INSTRUCTIONS FOR THE TASK — Your task is to restate the data word for word.

MATERIALS PROVIDED —

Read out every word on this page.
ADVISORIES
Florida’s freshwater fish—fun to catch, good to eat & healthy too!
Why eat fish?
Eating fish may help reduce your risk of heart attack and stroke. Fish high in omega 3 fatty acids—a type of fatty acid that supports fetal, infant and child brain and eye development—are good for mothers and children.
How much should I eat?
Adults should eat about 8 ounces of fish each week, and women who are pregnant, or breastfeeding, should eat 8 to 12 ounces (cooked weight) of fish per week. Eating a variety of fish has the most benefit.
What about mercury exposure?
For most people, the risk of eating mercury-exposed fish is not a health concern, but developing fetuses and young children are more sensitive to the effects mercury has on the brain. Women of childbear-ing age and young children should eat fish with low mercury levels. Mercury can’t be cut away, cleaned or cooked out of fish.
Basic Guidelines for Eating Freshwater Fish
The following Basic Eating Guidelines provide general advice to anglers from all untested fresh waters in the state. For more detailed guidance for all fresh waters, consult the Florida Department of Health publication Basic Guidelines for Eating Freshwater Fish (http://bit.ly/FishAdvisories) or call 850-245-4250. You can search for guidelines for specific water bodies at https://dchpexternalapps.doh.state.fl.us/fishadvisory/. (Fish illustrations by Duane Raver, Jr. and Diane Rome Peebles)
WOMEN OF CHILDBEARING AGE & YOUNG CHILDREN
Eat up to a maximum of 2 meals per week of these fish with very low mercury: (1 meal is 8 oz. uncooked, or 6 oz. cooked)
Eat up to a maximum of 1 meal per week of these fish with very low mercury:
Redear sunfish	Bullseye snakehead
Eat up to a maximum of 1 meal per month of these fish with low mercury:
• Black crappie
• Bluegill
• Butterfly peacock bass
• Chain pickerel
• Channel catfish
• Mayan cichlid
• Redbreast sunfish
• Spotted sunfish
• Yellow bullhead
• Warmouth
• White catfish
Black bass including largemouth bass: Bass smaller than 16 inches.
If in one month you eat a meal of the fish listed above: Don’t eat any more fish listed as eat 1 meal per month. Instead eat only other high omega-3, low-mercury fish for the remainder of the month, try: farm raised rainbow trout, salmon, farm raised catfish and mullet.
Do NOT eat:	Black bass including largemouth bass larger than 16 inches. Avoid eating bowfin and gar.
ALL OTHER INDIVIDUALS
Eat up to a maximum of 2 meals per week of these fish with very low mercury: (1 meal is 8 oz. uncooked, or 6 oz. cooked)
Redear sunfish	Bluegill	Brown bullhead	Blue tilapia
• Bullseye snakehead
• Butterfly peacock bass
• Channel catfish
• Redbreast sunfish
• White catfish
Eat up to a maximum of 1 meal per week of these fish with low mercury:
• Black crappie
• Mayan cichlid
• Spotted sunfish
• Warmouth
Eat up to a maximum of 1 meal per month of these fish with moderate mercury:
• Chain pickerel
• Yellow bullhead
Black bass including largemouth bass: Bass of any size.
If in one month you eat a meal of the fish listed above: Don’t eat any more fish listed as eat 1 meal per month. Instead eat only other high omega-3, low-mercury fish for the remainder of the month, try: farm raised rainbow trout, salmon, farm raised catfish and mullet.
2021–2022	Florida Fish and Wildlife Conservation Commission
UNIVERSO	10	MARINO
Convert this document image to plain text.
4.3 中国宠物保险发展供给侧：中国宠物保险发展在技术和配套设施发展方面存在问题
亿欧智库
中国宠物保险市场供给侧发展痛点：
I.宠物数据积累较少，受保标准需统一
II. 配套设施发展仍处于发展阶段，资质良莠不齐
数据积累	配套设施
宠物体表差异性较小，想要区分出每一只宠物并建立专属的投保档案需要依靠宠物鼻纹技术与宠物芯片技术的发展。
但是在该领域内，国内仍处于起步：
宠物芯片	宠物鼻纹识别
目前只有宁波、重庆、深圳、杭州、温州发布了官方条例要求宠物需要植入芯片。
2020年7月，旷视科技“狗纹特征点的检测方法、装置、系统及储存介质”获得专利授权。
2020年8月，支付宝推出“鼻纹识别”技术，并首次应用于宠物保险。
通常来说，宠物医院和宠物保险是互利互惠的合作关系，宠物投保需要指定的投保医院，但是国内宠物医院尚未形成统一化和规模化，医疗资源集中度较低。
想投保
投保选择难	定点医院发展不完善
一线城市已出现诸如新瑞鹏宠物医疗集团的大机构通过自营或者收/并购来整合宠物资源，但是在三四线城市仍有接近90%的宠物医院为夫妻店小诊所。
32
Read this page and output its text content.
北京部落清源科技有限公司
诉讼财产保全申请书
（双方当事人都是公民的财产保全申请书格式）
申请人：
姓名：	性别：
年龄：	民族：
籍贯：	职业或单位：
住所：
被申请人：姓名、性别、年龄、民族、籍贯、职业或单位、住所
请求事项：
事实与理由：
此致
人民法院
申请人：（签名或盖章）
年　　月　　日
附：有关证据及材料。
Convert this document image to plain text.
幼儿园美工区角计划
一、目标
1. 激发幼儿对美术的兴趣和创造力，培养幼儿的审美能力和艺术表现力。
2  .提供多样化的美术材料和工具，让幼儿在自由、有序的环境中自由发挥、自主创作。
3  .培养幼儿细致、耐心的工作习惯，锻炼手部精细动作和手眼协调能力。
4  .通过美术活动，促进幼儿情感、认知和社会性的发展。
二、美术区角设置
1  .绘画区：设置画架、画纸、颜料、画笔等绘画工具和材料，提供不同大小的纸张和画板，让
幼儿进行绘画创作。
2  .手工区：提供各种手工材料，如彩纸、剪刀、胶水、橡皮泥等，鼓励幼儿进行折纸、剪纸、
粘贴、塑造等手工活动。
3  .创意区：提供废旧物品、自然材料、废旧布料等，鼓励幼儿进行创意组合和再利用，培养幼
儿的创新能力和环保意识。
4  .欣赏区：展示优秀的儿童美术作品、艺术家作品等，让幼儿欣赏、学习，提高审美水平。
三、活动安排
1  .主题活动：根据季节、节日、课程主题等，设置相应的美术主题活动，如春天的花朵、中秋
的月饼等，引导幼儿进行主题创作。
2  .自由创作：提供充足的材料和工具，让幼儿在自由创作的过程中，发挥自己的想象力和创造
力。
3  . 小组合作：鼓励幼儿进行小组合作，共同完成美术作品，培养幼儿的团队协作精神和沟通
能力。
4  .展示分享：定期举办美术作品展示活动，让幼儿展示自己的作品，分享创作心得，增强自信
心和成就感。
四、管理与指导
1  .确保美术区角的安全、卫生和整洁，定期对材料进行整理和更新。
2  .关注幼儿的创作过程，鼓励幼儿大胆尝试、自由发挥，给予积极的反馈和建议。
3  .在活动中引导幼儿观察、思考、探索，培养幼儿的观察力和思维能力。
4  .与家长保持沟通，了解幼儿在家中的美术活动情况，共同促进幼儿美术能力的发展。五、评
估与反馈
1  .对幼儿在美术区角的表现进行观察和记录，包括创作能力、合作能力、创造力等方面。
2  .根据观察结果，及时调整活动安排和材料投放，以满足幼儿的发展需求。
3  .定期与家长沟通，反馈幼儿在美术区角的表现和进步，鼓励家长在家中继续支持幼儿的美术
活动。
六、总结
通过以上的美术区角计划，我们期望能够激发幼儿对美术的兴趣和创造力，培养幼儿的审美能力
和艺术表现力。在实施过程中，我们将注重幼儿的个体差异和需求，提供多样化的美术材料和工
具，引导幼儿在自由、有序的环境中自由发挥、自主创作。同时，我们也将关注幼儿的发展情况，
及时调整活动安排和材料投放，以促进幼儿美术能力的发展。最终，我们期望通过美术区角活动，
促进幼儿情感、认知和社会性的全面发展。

SOLUTION —
Read out every word on this page.
ADVISORIES
Florida’s freshwater fish—fun to catch, good to eat & healthy too!
Why eat fish?
Eating fish may help reduce your risk of heart attack and stroke. Fish high in omega 3 fatty acids—a type of fatty acid that supports fetal, infant and child brain and eye development—are good for mothers and children.
How much should I eat?
Adults should eat about 8 ounces of fish each week, and women who are pregnant, or breastfeeding, should eat 8 to 12 ounces (cooked weight) of fish per week. Eating a variety of fish has the most benefit.
What about mercury exposure?
For most people, the risk of eating mercury-exposed fish is not a health concern, but developing fetuses and young children are more sensitive to the effects mercury has on the brain. Women of childbear-ing age and young children should eat fish with low mercury levels. Mercury can’t be cut away, cleaned or cooked out of fish.
Basic Guidelines for Eating Freshwater Fish
The following Basic Eating Guidelines provide general advice to anglers from all untested fresh waters in the state. For more detailed guidance for all fresh waters, consult the Florida Department of Health publication Basic Guidelines for Eating Freshwater Fish (http://bit.ly/FishAdvisories) or call 850-245-4250. You can search for guidelines for specific water bodies at https://dchpexternalapps.doh.state.fl.us/fishadvisory/. (Fish illustrations by Duane Raver, Jr. and Diane Rome Peebles)
WOMEN OF CHILDBEARING AGE & YOUNG CHILDREN
Eat up to a maximum of 2 meals per week of these fish with very low mercury: (1 meal is 8 oz. uncooked, or 6 oz. cooked)
Eat up to a maximum of 1 meal per week of these fish with very low mercury:
Redear sunfish	Bullseye snakehead
Eat up to a maximum of 1 meal per month of these fish with low mercury:
• Black crappie
• Bluegill
• Butterfly peacock bass
• Chain pickerel
• Channel catfish
• Mayan cichlid
• Redbreast sunfish
• Spotted sunfish
• Yellow bullhead
• Warmouth
• White catfish
Black bass including largemouth bass: Bass smaller than 16 inches.
If in one month you eat a meal of the fish listed above: Don’t eat any more fish listed as eat 1 meal per month. Instead eat only other high omega-3, low-mercury fish for the remainder of the month, try: farm raised rainbow trout, salmon, farm raised catfish and mullet.
Do NOT eat:	Black bass including largemouth bass larger than 16 inches. Avoid eating bowfin and gar.
ALL OTHER INDIVIDUALS
Eat up to a maximum of 2 meals per week of these fish with very low mercury: (1 meal is 8 oz. uncooked, or 6 oz. cooked)
Redear sunfish	Bluegill	Brown bullhead	Blue tilapia
• Bullseye snakehead
• Butterfly peacock bass
• Channel catfish
• Redbreast sunfish
• White catfish
Eat up to a maximum of 1 meal per week of these fish with low mercury:
• Black crappie
• Mayan cichlid
• Spotted sunfish
• Warmouth
Eat up to a maximum of 1 meal per month of these fish with moderate mercury:
• Chain pickerel
• Yellow bullhead
Black bass including largemouth bass: Bass of any size.
If in one month you eat a meal of the fish listed above: Don’t eat any more fish listed as eat 1 meal per month. Instead eat only other high omega-3, low-mercury fish for the remainder of the month, try: farm raised rainbow trout, salmon, farm raised catfish and mullet.
2021–2022	Florida Fish and Wildlife Conservation Commission
UNIVERSO	10	MARINO
Convert this document image to plain text.
4.3 中国宠物保险发展供给侧：中国宠物保险发展在技术和配套设施发展方面存在问题
亿欧智库
中国宠物保险市场供给侧发展痛点：
I.宠物数据积累较少，受保标准需统一
II. 配套设施发展仍处于发展阶段，资质良莠不齐
数据积累	配套设施
宠物体表差异性较小，想要区分出每一只宠物并建立专属的投保档案需要依靠宠物鼻纹技术与宠物芯片技术的发展。
但是在该领域内，国内仍处于起步：
宠物芯片	宠物鼻纹识别
目前只有宁波、重庆、深圳、杭州、温州发布了官方条例要求宠物需要植入芯片。
2020年7月，旷视科技“狗纹特征点的检测方法、装置、系统及储存介质”获得专利授权。
2020年8月，支付宝推出“鼻纹识别”技术，并首次应用于宠物保险。
通常来说，宠物医院和宠物保险是互利互惠的合作关系，宠物投保需要指定的投保医院，但是国内宠物医院尚未形成统一化和规模化，医疗资源集中度较低。
想投保
投保选择难	定点医院发展不完善
一线城市已出现诸如新瑞鹏宠物医疗集团的大机构通过自营或者收/并购来整合宠物资源，但是在三四线城市仍有接近90%的宠物医院为夫妻店小诊所。
32
Read this page and output its text content.
北京部落清源科技有限公司
诉讼财产保全申请书
（双方当事人都是公民的财产保全申请书格式）
申请人：
姓名：	性别：
年龄：	民族：
籍贯：	职业或单位：
住所：
被申请人：姓名、性别、年龄、民族、籍贯、职业或单位、住所
请求事项：
事实与理由：
此致
人民法院
申请人：（签名或盖章）
年　　月　　日
附：有关证据及材料。
Convert this document image to plain text.
幼儿园美工区角计划
一、目标
1. 激发幼儿对美术的兴趣和创造力，培养幼儿的审美能力和艺术表现力。
2  .提供多样化的美术材料和工具，让幼儿在自由、有序的环境中自由发挥、自主创作。
3  .培养幼儿细致、耐心的工作习惯，锻炼手部精细动作和手眼协调能力。
4  .通过美术活动，促进幼儿情感、认知和社会性的发展。
二、美术区角设置
1  .绘画区：设置画架、画纸、颜料、画笔等绘画工具和材料，提供不同大小的纸张和画板，让
幼儿进行绘画创作。
2  .手工区：提供各种手工材料，如彩纸、剪刀、胶水、橡皮泥等，鼓励幼儿进行折纸、剪纸、
粘贴、塑造等手工活动。
3  .创意区：提供废旧物品、自然材料、废旧布料等，鼓励幼儿进行创意组合和再利用，培养幼
儿的创新能力和环保意识。
4  .欣赏区：展示优秀的儿童美术作品、艺术家作品等，让幼儿欣赏、学习，提高审美水平。
三、活动安排
1  .主题活动：根据季节、节日、课程主题等，设置相应的美术主题活动，如春天的花朵、中秋
的月饼等，引导幼儿进行主题创作。
2  .自由创作：提供充足的材料和工具，让幼儿在自由创作的过程中，发挥自己的想象力和创造
力。
3  . 小组合作：鼓励幼儿进行小组合作，共同完成美术作品，培养幼儿的团队协作精神和沟通
能力。
4  .展示分享：定期举办美术作品展示活动，让幼儿展示自己的作品，分享创作心得，增强自信
心和成就感。
四、管理与指导
1  .确保美术区角的安全、卫生和整洁，定期对材料进行整理和更新。
2  .关注幼儿的创作过程，鼓励幼儿大胆尝试、自由发挥，给予积极的反馈和建议。
3  .在活动中引导幼儿观察、思考、探索，培养幼儿的观察力和思维能力。
4  .与家长保持沟通，了解幼儿在家中的美术活动情况，共同促进幼儿美术能力的发展。五、评
估与反馈
1  .对幼儿在美术区角的表现进行观察和记录，包括创作能力、合作能力、创造力等方面。
2  .根据观察结果，及时调整活动安排和材料投放，以满足幼儿的发展需求。
3  .定期与家长沟通，反馈幼儿在美术区角的表现和进步，鼓励家长在家中继续支持幼儿的美术
活动。
六、总结
通过以上的美术区角计划，我们期望能够激发幼儿对美术的兴趣和创造力，培养幼儿的审美能力
和艺术表现力。在实施过程中，我们将注重幼儿的个体差异和需求，提供多样化的美术材料和工
具，引导幼儿在自由、有序的环境中自由发挥、自主创作。同时，我们也将关注幼儿的发展情况，
及时调整活动安排和材料投放，以促进幼儿美术能力的发展。最终，我们期望通过美术区角活动，
促进幼儿情感、认知和社会性的全面发展。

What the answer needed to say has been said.